▶ **SHORT TASK**
Check each line of the records below for the word "Sorgente" and copy those where it appears.

▶ **RECORD EXCERPTS**
----

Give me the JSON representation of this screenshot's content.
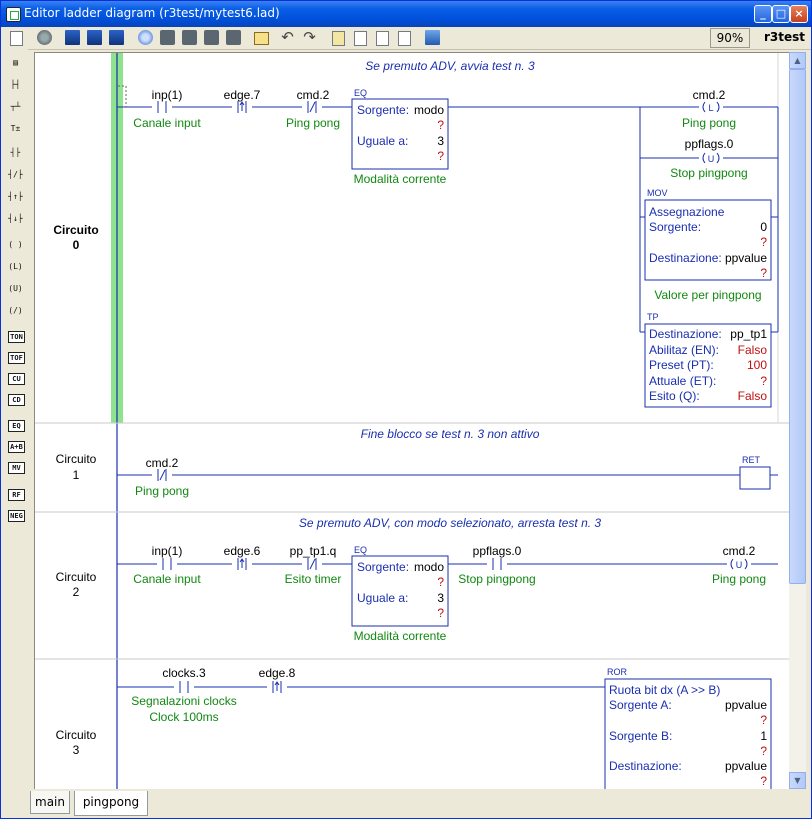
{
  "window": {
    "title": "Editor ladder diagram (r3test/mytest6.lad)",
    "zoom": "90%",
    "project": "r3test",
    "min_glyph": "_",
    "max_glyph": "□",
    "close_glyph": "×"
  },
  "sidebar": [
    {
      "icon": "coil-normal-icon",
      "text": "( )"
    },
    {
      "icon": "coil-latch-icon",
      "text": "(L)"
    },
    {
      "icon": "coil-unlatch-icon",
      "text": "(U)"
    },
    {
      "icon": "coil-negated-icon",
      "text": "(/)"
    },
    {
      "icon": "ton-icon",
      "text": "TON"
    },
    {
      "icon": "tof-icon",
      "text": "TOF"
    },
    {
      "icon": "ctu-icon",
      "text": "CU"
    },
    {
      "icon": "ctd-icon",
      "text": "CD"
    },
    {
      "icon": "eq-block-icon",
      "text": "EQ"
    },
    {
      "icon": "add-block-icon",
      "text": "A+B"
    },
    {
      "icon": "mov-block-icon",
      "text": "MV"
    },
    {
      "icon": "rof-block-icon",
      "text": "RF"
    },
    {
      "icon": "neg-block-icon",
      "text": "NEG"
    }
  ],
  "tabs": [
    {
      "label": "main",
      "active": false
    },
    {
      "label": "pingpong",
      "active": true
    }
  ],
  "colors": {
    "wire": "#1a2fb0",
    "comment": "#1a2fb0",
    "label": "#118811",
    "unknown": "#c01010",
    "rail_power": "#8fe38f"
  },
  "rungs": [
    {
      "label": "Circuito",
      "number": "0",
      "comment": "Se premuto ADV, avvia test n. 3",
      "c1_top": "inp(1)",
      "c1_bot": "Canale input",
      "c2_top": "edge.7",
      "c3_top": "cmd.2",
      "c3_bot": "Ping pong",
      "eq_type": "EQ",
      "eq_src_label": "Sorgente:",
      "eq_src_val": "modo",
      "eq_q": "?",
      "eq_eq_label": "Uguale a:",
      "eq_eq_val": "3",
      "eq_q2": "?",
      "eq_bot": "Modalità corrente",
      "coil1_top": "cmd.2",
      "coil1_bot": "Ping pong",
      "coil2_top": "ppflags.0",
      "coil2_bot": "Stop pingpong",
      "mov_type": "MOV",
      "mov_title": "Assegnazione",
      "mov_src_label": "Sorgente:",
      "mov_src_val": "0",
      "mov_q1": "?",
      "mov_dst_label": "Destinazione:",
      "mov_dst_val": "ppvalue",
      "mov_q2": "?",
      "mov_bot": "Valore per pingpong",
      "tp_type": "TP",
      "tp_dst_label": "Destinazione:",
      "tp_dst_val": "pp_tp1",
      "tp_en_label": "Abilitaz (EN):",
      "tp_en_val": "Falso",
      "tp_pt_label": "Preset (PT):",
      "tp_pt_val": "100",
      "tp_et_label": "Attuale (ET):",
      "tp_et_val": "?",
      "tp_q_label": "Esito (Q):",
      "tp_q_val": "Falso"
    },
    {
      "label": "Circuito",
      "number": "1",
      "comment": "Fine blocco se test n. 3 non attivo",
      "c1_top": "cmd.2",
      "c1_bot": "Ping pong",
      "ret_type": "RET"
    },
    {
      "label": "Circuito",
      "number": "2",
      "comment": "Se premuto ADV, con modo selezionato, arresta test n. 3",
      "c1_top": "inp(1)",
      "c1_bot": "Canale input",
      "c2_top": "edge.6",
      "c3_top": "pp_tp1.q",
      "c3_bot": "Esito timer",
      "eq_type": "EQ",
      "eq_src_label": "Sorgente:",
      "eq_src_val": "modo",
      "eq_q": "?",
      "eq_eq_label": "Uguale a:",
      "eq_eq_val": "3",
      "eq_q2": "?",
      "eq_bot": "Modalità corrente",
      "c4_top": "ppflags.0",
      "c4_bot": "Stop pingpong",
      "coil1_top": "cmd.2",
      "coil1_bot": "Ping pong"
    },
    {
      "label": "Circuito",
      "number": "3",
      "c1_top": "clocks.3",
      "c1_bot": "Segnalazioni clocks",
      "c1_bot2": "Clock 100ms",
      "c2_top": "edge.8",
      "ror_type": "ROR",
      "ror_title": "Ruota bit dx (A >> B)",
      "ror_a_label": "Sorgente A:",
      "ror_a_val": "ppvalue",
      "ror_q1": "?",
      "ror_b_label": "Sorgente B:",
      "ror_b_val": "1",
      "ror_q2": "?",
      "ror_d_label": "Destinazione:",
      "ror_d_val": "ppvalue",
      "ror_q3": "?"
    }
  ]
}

----

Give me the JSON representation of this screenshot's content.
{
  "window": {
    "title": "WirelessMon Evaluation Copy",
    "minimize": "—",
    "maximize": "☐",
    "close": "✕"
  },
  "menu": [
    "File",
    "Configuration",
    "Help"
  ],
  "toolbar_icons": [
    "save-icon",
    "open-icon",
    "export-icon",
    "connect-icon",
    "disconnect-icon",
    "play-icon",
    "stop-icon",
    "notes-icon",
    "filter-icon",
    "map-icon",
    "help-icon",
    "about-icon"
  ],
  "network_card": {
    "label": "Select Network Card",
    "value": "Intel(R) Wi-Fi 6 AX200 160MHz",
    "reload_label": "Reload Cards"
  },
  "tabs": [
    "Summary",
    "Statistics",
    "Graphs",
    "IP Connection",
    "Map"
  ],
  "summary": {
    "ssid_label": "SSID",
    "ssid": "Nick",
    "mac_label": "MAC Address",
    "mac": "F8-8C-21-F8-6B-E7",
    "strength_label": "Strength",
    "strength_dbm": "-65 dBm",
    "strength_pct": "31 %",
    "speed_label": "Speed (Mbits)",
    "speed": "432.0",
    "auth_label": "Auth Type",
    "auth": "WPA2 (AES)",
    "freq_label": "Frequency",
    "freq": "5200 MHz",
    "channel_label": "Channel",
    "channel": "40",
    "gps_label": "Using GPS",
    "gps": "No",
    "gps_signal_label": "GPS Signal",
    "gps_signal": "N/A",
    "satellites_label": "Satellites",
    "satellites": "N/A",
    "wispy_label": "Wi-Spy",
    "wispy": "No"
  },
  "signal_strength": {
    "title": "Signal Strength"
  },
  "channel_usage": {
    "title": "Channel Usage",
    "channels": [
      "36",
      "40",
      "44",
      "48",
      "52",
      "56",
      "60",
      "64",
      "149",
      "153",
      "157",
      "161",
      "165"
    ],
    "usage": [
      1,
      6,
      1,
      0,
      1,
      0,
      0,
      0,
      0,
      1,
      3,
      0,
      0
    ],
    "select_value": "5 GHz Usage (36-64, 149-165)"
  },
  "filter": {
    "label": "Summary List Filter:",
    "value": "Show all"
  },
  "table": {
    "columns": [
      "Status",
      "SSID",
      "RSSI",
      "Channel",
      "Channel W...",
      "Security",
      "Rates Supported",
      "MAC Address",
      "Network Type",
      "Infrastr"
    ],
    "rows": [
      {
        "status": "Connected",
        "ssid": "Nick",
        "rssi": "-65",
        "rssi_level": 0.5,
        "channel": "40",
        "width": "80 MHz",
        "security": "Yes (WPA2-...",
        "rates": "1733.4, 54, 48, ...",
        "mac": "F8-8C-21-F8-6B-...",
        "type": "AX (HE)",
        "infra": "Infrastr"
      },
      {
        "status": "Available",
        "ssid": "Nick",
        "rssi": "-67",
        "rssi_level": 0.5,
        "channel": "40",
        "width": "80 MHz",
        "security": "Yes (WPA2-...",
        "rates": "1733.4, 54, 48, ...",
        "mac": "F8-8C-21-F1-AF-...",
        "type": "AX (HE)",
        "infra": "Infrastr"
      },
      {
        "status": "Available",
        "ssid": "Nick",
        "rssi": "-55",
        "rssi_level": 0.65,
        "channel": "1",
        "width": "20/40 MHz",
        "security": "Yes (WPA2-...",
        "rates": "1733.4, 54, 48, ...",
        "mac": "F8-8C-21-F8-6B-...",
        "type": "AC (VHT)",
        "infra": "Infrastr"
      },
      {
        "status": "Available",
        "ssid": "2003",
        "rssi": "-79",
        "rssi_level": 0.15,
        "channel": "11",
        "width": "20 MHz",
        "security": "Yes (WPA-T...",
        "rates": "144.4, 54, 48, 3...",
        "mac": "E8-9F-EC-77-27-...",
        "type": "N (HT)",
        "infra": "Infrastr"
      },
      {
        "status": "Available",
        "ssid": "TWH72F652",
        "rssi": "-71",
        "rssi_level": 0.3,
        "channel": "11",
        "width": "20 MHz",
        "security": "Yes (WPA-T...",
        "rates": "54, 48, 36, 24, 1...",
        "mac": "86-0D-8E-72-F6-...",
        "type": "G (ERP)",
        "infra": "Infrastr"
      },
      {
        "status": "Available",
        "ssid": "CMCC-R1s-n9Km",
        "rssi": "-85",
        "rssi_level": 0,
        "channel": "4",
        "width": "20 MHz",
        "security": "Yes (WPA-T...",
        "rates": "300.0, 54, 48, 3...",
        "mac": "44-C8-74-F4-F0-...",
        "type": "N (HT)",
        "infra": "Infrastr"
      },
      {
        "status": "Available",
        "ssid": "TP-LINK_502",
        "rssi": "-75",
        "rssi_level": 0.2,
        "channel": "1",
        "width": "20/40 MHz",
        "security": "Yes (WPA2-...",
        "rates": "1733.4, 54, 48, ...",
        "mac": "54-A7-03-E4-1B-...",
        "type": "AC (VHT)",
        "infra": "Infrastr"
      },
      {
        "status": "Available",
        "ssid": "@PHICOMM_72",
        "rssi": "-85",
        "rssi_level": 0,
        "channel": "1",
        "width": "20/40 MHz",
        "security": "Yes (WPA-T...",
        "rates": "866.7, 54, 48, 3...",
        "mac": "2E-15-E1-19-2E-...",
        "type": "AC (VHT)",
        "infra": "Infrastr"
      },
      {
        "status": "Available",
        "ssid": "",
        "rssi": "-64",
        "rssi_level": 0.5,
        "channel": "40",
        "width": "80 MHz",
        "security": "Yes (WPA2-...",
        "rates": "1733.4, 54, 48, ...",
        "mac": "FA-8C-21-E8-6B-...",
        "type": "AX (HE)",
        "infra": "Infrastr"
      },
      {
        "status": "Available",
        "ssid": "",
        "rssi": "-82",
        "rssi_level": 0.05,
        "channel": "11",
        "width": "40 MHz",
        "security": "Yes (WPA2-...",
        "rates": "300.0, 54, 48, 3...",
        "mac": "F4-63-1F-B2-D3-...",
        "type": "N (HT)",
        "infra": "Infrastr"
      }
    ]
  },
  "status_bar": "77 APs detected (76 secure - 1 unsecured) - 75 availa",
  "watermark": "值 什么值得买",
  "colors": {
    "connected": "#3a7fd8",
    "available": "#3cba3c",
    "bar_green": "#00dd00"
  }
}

----

▶ **FULL OUTPUT**
      "eq_src_label": "Sorgente:",
      "mov_src_label": "Sorgente:",
      "eq_src_label": "Sorgente:",
      "ror_a_label": "Sorgente A:",
      "ror_b_label": "Sorgente B:",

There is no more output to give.